Will you output the entries below exactly, skipping every image they contain?

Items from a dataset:
● ● ● ●
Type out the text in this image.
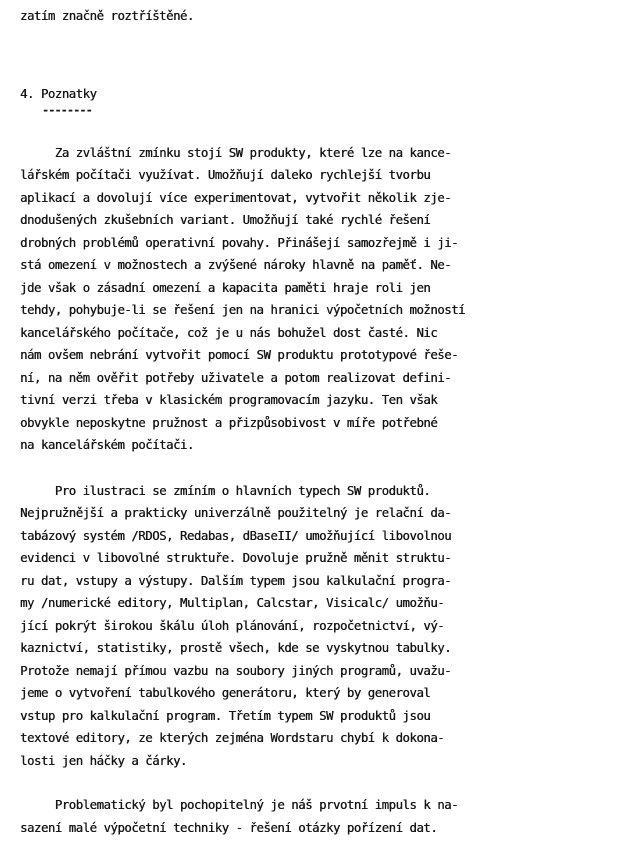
zatím značně roztříštěné.

4. Poznatky

--------

Za zvláštní zmínku stojí SW produkty, které lze na kance-

lářském počítači využívat. Umožňují daleko rychlejší tvorbu

aplikací a dovolují více experimentovat, vytvořit několik zje-

dnodušených zkušebních variant. Umožňují také rychlé řešení

drobných problémů operativní povahy. Přinášejí samozřejmě i ji-

stá omezení v možnostech a zvýšené nároky hlavně na paměť. Ne-

jde však o zásadní omezení a kapacita paměti hraje roli jen

tehdy, pohybuje-li se řešení jen na hranici výpočetních možností

kancelářského počítače, což je u nás bohužel dost časté. Nic

nám ovšem nebrání vytvořit pomocí SW produktu prototypové řeše-

ní, na něm ověřit potřeby uživatele a potom realizovat defini-

tivní verzi třeba v klasickém programovacím jazyku. Ten však

obvykle neposkytne pružnost a přizpůsobivost v míře potřebné

na kancelářském počítači.

Pro ilustraci se zmíním o hlavních typech SW produktů.

Nejpružnější a prakticky univerzálně použitelný je relační da-

tabázový systém /RDOS, Redabas, dBaseII/ umožňující libovolnou

evidenci v libovolné struktuře. Dovoluje pružně měnit struktu-

ru dat, vstupy a výstupy. Dalším typem jsou kalkulační progra-

my /numerické editory, Multiplan, Calcstar, Visicalc/ umožňu-

jící pokrýt širokou škálu úloh plánování, rozpočetnictví, vý-

kaznictví, statistiky, prostě všech, kde se vyskytnou tabulky.

Protože nemají přímou vazbu na soubory jiných programů, uvažu-

jeme o vytvoření tabulkového generátoru, který by generoval

vstup pro kalkulační program. Třetím typem SW produktů jsou

textové editory, ze kterých zejména Wordstaru chybí k dokona-

losti jen háčky a čárky.

Problematický byl pochopitelný je náš prvotní impuls k na-

sazení malé výpočetní techniky - řešení otázky pořízení dat.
● ● ● ●
THE COMPLETED TASK:
Type out the text in this image.
zatím značně roztříštěné.

4. Poznatky

--------

Za zvláštní zmínku stojí SW produkty, které lze na kance-

lářském počítači využívat. Umožňují daleko rychlejší tvorbu

aplikací a dovolují více experimentovat, vytvořit několik zje-

dnodušených zkušebních variant. Umožňují také rychlé řešení

drobných problémů operativní povahy. Přinášejí samozřejmě i ji-

stá omezení v možnostech a zvýšené nároky hlavně na paměť. Ne-

jde však o zásadní omezení a kapacita paměti hraje roli jen

tehdy, pohybuje-li se řešení jen na hranici výpočetních možností

kancelářského počítače, což je u nás bohužel dost časté. Nic

nám ovšem nebrání vytvořit pomocí SW produktu prototypové řeše-

ní, na něm ověřit potřeby uživatele a potom realizovat defini-

tivní verzi třeba v klasickém programovacím jazyku. Ten však

obvykle neposkytne pružnost a přizpůsobivost v míře potřebné

na kancelářském počítači.

Pro ilustraci se zmíním o hlavních typech SW produktů.

Nejpružnější a prakticky univerzálně použitelný je relační da-

tabázový systém /RDOS, Redabas, dBaseII/ umožňující libovolnou

evidenci v libovolné struktuře. Dovoluje pružně měnit struktu-

ru dat, vstupy a výstupy. Dalším typem jsou kalkulační progra-

my /numerické editory, Multiplan, Calcstar, Visicalc/ umožňu-

jící pokrýt širokou škálu úloh plánování, rozpočetnictví, vý-

kaznictví, statistiky, prostě všech, kde se vyskytnou tabulky.

Protože nemají přímou vazbu na soubory jiných programů, uvažu-

jeme o vytvoření tabulkového generátoru, který by generoval

vstup pro kalkulační program. Třetím typem SW produktů jsou

textové editory, ze kterých zejména Wordstaru chybí k dokona-

losti jen háčky a čárky.

Problematický byl pochopitelný je náš prvotní impuls k na-

sazení malé výpočetní techniky - řešení otázky pořízení dat.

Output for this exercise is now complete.